(Element box records)
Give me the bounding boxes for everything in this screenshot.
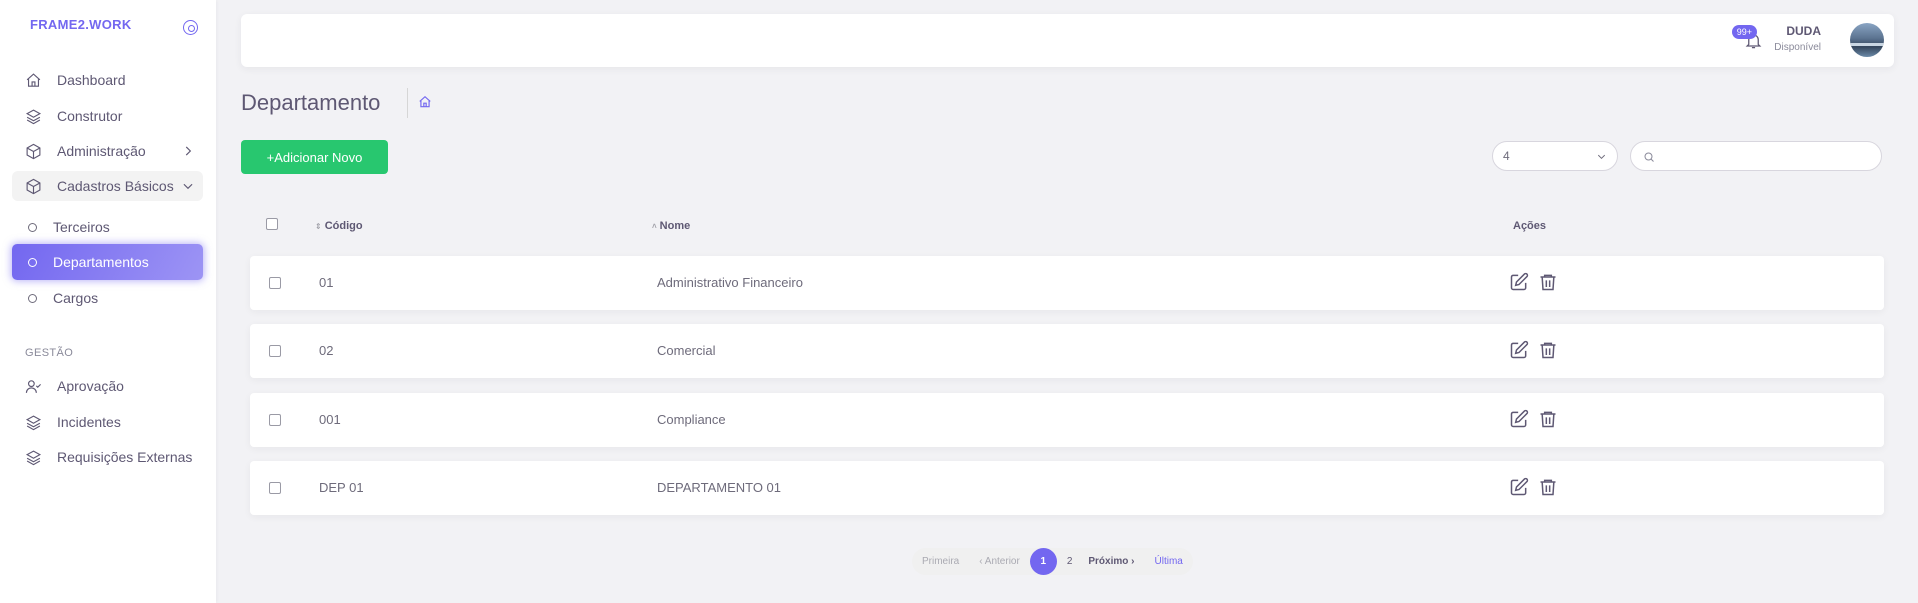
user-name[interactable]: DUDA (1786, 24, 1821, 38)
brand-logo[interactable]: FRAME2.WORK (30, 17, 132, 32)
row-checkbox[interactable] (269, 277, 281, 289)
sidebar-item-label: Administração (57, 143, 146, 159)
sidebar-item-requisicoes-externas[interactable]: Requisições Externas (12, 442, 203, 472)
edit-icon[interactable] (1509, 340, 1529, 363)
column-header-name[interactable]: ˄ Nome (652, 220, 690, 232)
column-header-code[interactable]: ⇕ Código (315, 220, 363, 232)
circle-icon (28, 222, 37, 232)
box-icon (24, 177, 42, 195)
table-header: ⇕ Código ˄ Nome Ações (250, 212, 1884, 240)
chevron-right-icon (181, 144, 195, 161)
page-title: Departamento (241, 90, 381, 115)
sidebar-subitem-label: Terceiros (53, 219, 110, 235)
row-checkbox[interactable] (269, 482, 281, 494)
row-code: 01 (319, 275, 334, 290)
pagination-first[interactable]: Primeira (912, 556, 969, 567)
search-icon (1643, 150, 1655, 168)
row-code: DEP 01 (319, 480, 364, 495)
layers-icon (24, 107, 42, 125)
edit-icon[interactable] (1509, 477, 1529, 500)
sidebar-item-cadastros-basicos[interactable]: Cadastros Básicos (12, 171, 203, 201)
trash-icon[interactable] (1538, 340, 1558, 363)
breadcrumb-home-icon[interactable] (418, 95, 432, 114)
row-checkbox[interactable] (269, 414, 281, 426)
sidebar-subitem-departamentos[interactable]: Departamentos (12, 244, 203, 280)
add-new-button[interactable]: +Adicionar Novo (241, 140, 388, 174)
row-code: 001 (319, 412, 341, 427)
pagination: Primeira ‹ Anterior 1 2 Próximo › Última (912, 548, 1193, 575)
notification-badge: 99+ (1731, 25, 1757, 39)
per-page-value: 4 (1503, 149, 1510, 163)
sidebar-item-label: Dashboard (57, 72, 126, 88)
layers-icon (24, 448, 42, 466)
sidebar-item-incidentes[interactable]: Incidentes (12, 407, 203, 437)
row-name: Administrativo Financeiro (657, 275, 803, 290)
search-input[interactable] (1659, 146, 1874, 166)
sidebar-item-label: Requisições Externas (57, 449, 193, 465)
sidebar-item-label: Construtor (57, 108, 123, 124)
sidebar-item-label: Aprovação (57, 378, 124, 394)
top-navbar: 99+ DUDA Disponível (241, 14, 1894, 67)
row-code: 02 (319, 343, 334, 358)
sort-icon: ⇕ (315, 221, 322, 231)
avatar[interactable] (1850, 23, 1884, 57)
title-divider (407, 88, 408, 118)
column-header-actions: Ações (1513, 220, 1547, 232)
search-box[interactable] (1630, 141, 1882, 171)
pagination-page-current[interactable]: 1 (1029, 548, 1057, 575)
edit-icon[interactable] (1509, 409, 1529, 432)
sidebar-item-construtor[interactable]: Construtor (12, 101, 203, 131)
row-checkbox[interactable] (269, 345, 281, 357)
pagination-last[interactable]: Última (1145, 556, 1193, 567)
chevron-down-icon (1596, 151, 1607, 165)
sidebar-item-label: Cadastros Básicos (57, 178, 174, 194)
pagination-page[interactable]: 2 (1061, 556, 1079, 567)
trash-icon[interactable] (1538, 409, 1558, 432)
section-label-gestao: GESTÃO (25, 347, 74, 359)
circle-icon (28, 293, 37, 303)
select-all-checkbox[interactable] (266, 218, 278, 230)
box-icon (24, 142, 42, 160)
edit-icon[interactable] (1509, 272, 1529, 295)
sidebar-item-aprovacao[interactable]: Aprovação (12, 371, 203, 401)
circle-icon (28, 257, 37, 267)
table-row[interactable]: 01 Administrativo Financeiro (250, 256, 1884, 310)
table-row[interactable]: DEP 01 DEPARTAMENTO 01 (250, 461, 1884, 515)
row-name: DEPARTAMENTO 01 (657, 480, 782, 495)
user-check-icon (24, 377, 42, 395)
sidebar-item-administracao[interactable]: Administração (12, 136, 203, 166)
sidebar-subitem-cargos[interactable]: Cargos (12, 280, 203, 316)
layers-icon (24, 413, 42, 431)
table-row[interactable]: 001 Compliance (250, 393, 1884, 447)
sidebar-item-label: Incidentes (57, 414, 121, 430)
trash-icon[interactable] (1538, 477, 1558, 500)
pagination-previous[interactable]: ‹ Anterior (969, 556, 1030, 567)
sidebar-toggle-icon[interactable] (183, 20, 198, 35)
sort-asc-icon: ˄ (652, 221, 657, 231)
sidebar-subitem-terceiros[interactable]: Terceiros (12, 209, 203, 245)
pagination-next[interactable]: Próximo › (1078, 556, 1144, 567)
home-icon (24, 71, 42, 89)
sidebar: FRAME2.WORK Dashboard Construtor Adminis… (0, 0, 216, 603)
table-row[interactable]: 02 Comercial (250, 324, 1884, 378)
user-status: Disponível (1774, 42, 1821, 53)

**TASK REQUIREMENTS**
Copy out all of these lines exactly, omitting the pictures.

**EXERCISE ANSWER**
Give me the bounding boxes for everything in this screenshot.
user-name[interactable]: DUDA (1786, 24, 1821, 38)
brand-logo[interactable]: FRAME2.WORK (30, 17, 132, 32)
row-checkbox[interactable] (269, 277, 281, 289)
sidebar-item-label: Administração (57, 143, 146, 159)
sidebar-item-requisicoes-externas[interactable]: Requisições Externas (12, 442, 203, 472)
edit-icon[interactable] (1509, 340, 1529, 363)
column-header-name[interactable]: ˄ Nome (652, 220, 690, 232)
column-header-code[interactable]: ⇕ Código (315, 220, 363, 232)
circle-icon (28, 222, 37, 232)
box-icon (24, 177, 42, 195)
table-header: ⇕ Código ˄ Nome Ações (250, 212, 1884, 240)
chevron-right-icon (181, 144, 195, 161)
page-title: Departamento (241, 90, 381, 115)
sidebar-subitem-label: Terceiros (53, 219, 110, 235)
row-checkbox[interactable] (269, 482, 281, 494)
row-code: 01 (319, 275, 334, 290)
pagination-first[interactable]: Primeira (912, 556, 969, 567)
search-icon (1643, 150, 1655, 168)
row-code: DEP 01 (319, 480, 364, 495)
layers-icon (24, 107, 42, 125)
edit-icon[interactable] (1509, 477, 1529, 500)
sidebar-item-cadastros-basicos[interactable]: Cadastros Básicos (12, 171, 203, 201)
trash-icon[interactable] (1538, 340, 1558, 363)
breadcrumb-home-icon[interactable] (418, 95, 432, 114)
row-checkbox[interactable] (269, 414, 281, 426)
sidebar-subitem-departamentos[interactable]: Departamentos (12, 244, 203, 280)
add-new-button[interactable]: +Adicionar Novo (241, 140, 388, 174)
row-code: 001 (319, 412, 341, 427)
pagination: Primeira ‹ Anterior 1 2 Próximo › Última (912, 548, 1193, 575)
notification-badge: 99+ (1731, 25, 1757, 39)
per-page-value: 4 (1503, 149, 1510, 163)
sidebar-item-label: Dashboard (57, 72, 126, 88)
layers-icon (24, 448, 42, 466)
sidebar-item-incidentes[interactable]: Incidentes (12, 407, 203, 437)
row-name: Administrativo Financeiro (657, 275, 803, 290)
search-input[interactable] (1659, 146, 1874, 166)
sidebar-item-label: Requisições Externas (57, 449, 193, 465)
sidebar-item-label: Construtor (57, 108, 123, 124)
sidebar-item-label: Aprovação (57, 378, 124, 394)
top-navbar: 99+ DUDA Disponível (241, 14, 1894, 67)
row-code: 02 (319, 343, 334, 358)
sort-icon: ⇕ (315, 221, 322, 231)
avatar[interactable] (1850, 23, 1884, 57)
title-divider (407, 88, 408, 118)
column-header-actions: Ações (1513, 220, 1547, 232)
search-box[interactable] (1630, 141, 1882, 171)
pagination-page-current[interactable]: 1 (1029, 548, 1057, 575)
edit-icon[interactable] (1509, 409, 1529, 432)
sidebar-item-construtor[interactable]: Construtor (12, 101, 203, 131)
row-checkbox[interactable] (269, 345, 281, 357)
pagination-last[interactable]: Última (1145, 556, 1193, 567)
chevron-down-icon (1596, 151, 1607, 165)
sidebar-item-label: Cadastros Básicos (57, 178, 174, 194)
pagination-page[interactable]: 2 (1061, 556, 1079, 567)
trash-icon[interactable] (1538, 409, 1558, 432)
section-label-gestao: GESTÃO (25, 347, 74, 359)
circle-icon (28, 293, 37, 303)
select-all-checkbox[interactable] (266, 218, 278, 230)
box-icon (24, 142, 42, 160)
edit-icon[interactable] (1509, 272, 1529, 295)
sidebar-item-aprovacao[interactable]: Aprovação (12, 371, 203, 401)
circle-icon (28, 257, 37, 267)
table-row[interactable]: 01 Administrativo Financeiro (250, 256, 1884, 310)
table-row[interactable]: DEP 01 DEPARTAMENTO 01 (250, 461, 1884, 515)
row-name: DEPARTAMENTO 01 (657, 480, 782, 495)
user-check-icon (24, 377, 42, 395)
sidebar-item-administracao[interactable]: Administração (12, 136, 203, 166)
sidebar-subitem-cargos[interactable]: Cargos (12, 280, 203, 316)
layers-icon (24, 413, 42, 431)
table-row[interactable]: 001 Compliance (250, 393, 1884, 447)
sidebar-item-label: Incidentes (57, 414, 121, 430)
trash-icon[interactable] (1538, 477, 1558, 500)
pagination-previous[interactable]: ‹ Anterior (969, 556, 1030, 567)
sidebar-toggle-icon[interactable] (183, 20, 198, 35)
sort-asc-icon: ˄ (652, 221, 657, 231)
sidebar-subitem-terceiros[interactable]: Terceiros (12, 209, 203, 245)
pagination-next[interactable]: Próximo › (1078, 556, 1144, 567)
home-icon (24, 71, 42, 89)
sidebar: FRAME2.WORK Dashboard Construtor Adminis… (0, 0, 216, 603)
table-row[interactable]: 02 Comercial (250, 324, 1884, 378)
user-status: Disponível (1774, 42, 1821, 53)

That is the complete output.